Reproduce the entries below in full, word for word.

"""

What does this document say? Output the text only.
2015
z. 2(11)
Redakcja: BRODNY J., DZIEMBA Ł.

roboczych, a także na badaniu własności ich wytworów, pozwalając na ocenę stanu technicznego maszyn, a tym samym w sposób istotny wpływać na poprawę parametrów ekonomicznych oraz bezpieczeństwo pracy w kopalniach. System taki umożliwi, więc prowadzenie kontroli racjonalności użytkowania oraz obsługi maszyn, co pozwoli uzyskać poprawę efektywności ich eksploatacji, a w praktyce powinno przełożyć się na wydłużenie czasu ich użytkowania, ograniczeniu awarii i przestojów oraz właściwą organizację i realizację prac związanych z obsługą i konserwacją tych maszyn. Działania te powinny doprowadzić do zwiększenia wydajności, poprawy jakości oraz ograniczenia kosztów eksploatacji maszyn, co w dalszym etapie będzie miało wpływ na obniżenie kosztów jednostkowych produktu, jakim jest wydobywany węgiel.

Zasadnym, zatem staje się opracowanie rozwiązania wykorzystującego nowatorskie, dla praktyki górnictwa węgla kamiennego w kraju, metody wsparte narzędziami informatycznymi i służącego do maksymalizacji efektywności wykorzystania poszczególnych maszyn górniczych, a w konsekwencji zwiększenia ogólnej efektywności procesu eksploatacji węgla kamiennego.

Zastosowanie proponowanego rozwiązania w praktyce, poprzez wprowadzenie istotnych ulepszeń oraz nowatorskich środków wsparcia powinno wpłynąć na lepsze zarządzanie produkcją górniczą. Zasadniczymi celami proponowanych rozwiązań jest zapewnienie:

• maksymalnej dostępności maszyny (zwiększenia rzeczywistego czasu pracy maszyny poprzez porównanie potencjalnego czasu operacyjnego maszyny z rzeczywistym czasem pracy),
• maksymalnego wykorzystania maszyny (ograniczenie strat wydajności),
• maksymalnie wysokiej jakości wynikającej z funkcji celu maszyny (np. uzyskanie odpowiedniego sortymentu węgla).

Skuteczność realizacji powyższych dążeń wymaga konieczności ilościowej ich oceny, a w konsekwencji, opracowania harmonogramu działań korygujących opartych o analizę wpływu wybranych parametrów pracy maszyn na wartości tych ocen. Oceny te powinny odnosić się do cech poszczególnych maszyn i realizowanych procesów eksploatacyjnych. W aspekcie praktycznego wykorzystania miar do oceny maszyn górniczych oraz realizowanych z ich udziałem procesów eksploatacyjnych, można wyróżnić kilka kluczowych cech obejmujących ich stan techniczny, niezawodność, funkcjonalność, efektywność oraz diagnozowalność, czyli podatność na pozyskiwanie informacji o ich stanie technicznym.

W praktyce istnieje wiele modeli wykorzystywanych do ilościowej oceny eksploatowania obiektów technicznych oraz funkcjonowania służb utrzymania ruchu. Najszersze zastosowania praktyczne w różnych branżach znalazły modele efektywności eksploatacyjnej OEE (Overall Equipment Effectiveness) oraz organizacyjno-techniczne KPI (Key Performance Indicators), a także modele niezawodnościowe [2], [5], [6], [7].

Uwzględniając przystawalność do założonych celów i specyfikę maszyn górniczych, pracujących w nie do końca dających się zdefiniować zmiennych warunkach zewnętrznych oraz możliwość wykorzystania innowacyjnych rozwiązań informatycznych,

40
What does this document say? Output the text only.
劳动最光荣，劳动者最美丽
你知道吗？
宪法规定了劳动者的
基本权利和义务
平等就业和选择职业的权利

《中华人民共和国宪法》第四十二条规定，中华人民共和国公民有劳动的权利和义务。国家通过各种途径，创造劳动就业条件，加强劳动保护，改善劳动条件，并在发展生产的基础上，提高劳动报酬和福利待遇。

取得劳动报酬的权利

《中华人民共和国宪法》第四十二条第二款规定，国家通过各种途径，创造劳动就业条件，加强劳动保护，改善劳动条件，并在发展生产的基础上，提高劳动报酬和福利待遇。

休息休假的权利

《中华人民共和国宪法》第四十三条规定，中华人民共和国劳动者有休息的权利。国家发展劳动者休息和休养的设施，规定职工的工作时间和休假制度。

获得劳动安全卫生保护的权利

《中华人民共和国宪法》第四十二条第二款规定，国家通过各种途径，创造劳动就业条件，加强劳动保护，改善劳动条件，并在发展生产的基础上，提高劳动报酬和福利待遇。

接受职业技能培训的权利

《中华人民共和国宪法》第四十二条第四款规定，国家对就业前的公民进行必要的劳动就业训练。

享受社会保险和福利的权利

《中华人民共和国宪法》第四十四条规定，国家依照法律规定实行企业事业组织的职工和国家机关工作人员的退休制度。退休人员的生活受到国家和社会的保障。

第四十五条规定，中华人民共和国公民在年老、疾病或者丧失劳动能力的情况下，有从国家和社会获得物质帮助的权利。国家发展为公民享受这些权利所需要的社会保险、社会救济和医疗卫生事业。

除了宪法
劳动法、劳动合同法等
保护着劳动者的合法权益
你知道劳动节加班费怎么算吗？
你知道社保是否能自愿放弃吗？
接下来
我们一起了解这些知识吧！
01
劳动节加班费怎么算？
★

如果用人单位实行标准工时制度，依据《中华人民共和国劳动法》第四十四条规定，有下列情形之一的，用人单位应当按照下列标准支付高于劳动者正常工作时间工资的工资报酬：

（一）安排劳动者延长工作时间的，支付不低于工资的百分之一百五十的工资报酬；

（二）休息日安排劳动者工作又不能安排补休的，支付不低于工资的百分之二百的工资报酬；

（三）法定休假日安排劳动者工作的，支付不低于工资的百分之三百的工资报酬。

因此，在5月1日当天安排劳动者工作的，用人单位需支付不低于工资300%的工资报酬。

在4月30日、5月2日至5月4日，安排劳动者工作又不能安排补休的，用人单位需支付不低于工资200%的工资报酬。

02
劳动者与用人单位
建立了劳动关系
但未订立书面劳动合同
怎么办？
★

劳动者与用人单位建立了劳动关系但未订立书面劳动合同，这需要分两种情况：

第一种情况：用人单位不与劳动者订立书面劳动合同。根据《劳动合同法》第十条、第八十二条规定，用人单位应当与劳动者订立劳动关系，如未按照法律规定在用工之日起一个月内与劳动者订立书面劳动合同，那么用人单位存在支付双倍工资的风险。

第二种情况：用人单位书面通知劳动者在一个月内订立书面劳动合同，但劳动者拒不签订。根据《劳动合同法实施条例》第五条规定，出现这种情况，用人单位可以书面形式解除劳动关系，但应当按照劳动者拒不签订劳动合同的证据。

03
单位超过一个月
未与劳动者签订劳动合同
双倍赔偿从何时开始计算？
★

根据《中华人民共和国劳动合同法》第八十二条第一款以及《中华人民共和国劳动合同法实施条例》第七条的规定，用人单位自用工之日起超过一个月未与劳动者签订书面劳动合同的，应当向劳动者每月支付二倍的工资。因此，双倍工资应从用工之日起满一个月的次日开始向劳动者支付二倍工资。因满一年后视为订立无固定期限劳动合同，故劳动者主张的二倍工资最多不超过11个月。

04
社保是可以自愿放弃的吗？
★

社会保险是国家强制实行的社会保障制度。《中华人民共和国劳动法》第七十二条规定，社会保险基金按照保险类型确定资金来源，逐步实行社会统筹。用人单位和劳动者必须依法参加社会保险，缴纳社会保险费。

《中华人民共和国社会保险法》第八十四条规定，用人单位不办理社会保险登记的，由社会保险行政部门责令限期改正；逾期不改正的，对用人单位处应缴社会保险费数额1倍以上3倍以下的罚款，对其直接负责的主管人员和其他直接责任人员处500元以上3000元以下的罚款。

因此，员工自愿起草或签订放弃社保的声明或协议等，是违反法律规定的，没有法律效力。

"""

(Exercise result):
What does this document say? Output the text only.
2015
z. 2(11)
Redakcja: BRODNY J., DZIEMBA Ł.

roboczych, a także na badaniu własności ich wytworów, pozwalając na ocenę stanu technicznego maszyn, a tym samym w sposób istotny wpływać na poprawę parametrów ekonomicznych oraz bezpieczeństwo pracy w kopalniach. System taki umożliwi, więc prowadzenie kontroli racjonalności użytkowania oraz obsługi maszyn, co pozwoli uzyskać poprawę efektywności ich eksploatacji, a w praktyce powinno przełożyć się na wydłużenie czasu ich użytkowania, ograniczeniu awarii i przestojów oraz właściwą organizację i realizację prac związanych z obsługą i konserwacją tych maszyn. Działania te powinny doprowadzić do zwiększenia wydajności, poprawy jakości oraz ograniczenia kosztów eksploatacji maszyn, co w dalszym etapie będzie miało wpływ na obniżenie kosztów jednostkowych produktu, jakim jest wydobywany węgiel.

Zasadnym, zatem staje się opracowanie rozwiązania wykorzystującego nowatorskie, dla praktyki górnictwa węgla kamiennego w kraju, metody wsparte narzędziami informatycznymi i służącego do maksymalizacji efektywności wykorzystania poszczególnych maszyn górniczych, a w konsekwencji zwiększenia ogólnej efektywności procesu eksploatacji węgla kamiennego.

Zastosowanie proponowanego rozwiązania w praktyce, poprzez wprowadzenie istotnych ulepszeń oraz nowatorskich środków wsparcia powinno wpłynąć na lepsze zarządzanie produkcją górniczą. Zasadniczymi celami proponowanych rozwiązań jest zapewnienie:

• maksymalnej dostępności maszyny (zwiększenia rzeczywistego czasu pracy maszyny poprzez porównanie potencjalnego czasu operacyjnego maszyny z rzeczywistym czasem pracy),
• maksymalnego wykorzystania maszyny (ograniczenie strat wydajności),
• maksymalnie wysokiej jakości wynikającej z funkcji celu maszyny (np. uzyskanie odpowiedniego sortymentu węgla).

Skuteczność realizacji powyższych dążeń wymaga konieczności ilościowej ich oceny, a w konsekwencji, opracowania harmonogramu działań korygujących opartych o analizę wpływu wybranych parametrów pracy maszyn na wartości tych ocen. Oceny te powinny odnosić się do cech poszczególnych maszyn i realizowanych procesów eksploatacyjnych. W aspekcie praktycznego wykorzystania miar do oceny maszyn górniczych oraz realizowanych z ich udziałem procesów eksploatacyjnych, można wyróżnić kilka kluczowych cech obejmujących ich stan techniczny, niezawodność, funkcjonalność, efektywność oraz diagnozowalność, czyli podatność na pozyskiwanie informacji o ich stanie technicznym.

W praktyce istnieje wiele modeli wykorzystywanych do ilościowej oceny eksploatowania obiektów technicznych oraz funkcjonowania służb utrzymania ruchu. Najszersze zastosowania praktyczne w różnych branżach znalazły modele efektywności eksploatacyjnej OEE (Overall Equipment Effectiveness) oraz organizacyjno-techniczne KPI (Key Performance Indicators), a także modele niezawodnościowe [2], [5], [6], [7].

Uwzględniając przystawalność do założonych celów i specyfikę maszyn górniczych, pracujących w nie do końca dających się zdefiniować zmiennych warunkach zewnętrznych oraz możliwość wykorzystania innowacyjnych rozwiązań informatycznych,

40
What does this document say? Output the text only.
劳动最光荣，劳动者最美丽
你知道吗？
宪法规定了劳动者的
基本权利和义务
平等就业和选择职业的权利

《中华人民共和国宪法》第四十二条规定，中华人民共和国公民有劳动的权利和义务。国家通过各种途径，创造劳动就业条件，加强劳动保护，改善劳动条件，并在发展生产的基础上，提高劳动报酬和福利待遇。

取得劳动报酬的权利

《中华人民共和国宪法》第四十二条第二款规定，国家通过各种途径，创造劳动就业条件，加强劳动保护，改善劳动条件，并在发展生产的基础上，提高劳动报酬和福利待遇。

休息休假的权利

《中华人民共和国宪法》第四十三条规定，中华人民共和国劳动者有休息的权利。国家发展劳动者休息和休养的设施，规定职工的工作时间和休假制度。

获得劳动安全卫生保护的权利

《中华人民共和国宪法》第四十二条第二款规定，国家通过各种途径，创造劳动就业条件，加强劳动保护，改善劳动条件，并在发展生产的基础上，提高劳动报酬和福利待遇。

接受职业技能培训的权利

《中华人民共和国宪法》第四十二条第四款规定，国家对就业前的公民进行必要的劳动就业训练。

享受社会保险和福利的权利

《中华人民共和国宪法》第四十四条规定，国家依照法律规定实行企业事业组织的职工和国家机关工作人员的退休制度。退休人员的生活受到国家和社会的保障。

第四十五条规定，中华人民共和国公民在年老、疾病或者丧失劳动能力的情况下，有从国家和社会获得物质帮助的权利。国家发展为公民享受这些权利所需要的社会保险、社会救济和医疗卫生事业。

除了宪法
劳动法、劳动合同法等
保护着劳动者的合法权益
你知道劳动节加班费怎么算吗？
你知道社保是否能自愿放弃吗？
接下来
我们一起了解这些知识吧！
01
劳动节加班费怎么算？
★

如果用人单位实行标准工时制度，依据《中华人民共和国劳动法》第四十四条规定，有下列情形之一的，用人单位应当按照下列标准支付高于劳动者正常工作时间工资的工资报酬：

（一）安排劳动者延长工作时间的，支付不低于工资的百分之一百五十的工资报酬；

（二）休息日安排劳动者工作又不能安排补休的，支付不低于工资的百分之二百的工资报酬；

（三）法定休假日安排劳动者工作的，支付不低于工资的百分之三百的工资报酬。

因此，在5月1日当天安排劳动者工作的，用人单位需支付不低于工资300%的工资报酬。

在4月30日、5月2日至5月4日，安排劳动者工作又不能安排补休的，用人单位需支付不低于工资200%的工资报酬。

02
劳动者与用人单位
建立了劳动关系
但未订立书面劳动合同
怎么办？
★

劳动者与用人单位建立了劳动关系但未订立书面劳动合同，这需要分两种情况：

第一种情况：用人单位不与劳动者订立书面劳动合同。根据《劳动合同法》第十条、第八十二条规定，用人单位应当与劳动者订立劳动关系，如未按照法律规定在用工之日起一个月内与劳动者订立书面劳动合同，那么用人单位存在支付双倍工资的风险。

第二种情况：用人单位书面通知劳动者在一个月内订立书面劳动合同，但劳动者拒不签订。根据《劳动合同法实施条例》第五条规定，出现这种情况，用人单位可以书面形式解除劳动关系，但应当按照劳动者拒不签订劳动合同的证据。

03
单位超过一个月
未与劳动者签订劳动合同
双倍赔偿从何时开始计算？
★

根据《中华人民共和国劳动合同法》第八十二条第一款以及《中华人民共和国劳动合同法实施条例》第七条的规定，用人单位自用工之日起超过一个月未与劳动者签订书面劳动合同的，应当向劳动者每月支付二倍的工资。因此，双倍工资应从用工之日起满一个月的次日开始向劳动者支付二倍工资。因满一年后视为订立无固定期限劳动合同，故劳动者主张的二倍工资最多不超过11个月。

04
社保是可以自愿放弃的吗？
★

社会保险是国家强制实行的社会保障制度。《中华人民共和国劳动法》第七十二条规定，社会保险基金按照保险类型确定资金来源，逐步实行社会统筹。用人单位和劳动者必须依法参加社会保险，缴纳社会保险费。

《中华人民共和国社会保险法》第八十四条规定，用人单位不办理社会保险登记的，由社会保险行政部门责令限期改正；逾期不改正的，对用人单位处应缴社会保险费数额1倍以上3倍以下的罚款，对其直接负责的主管人员和其他直接责任人员处500元以上3000元以下的罚款。

因此，员工自愿起草或签订放弃社保的声明或协议等，是违反法律规定的，没有法律效力。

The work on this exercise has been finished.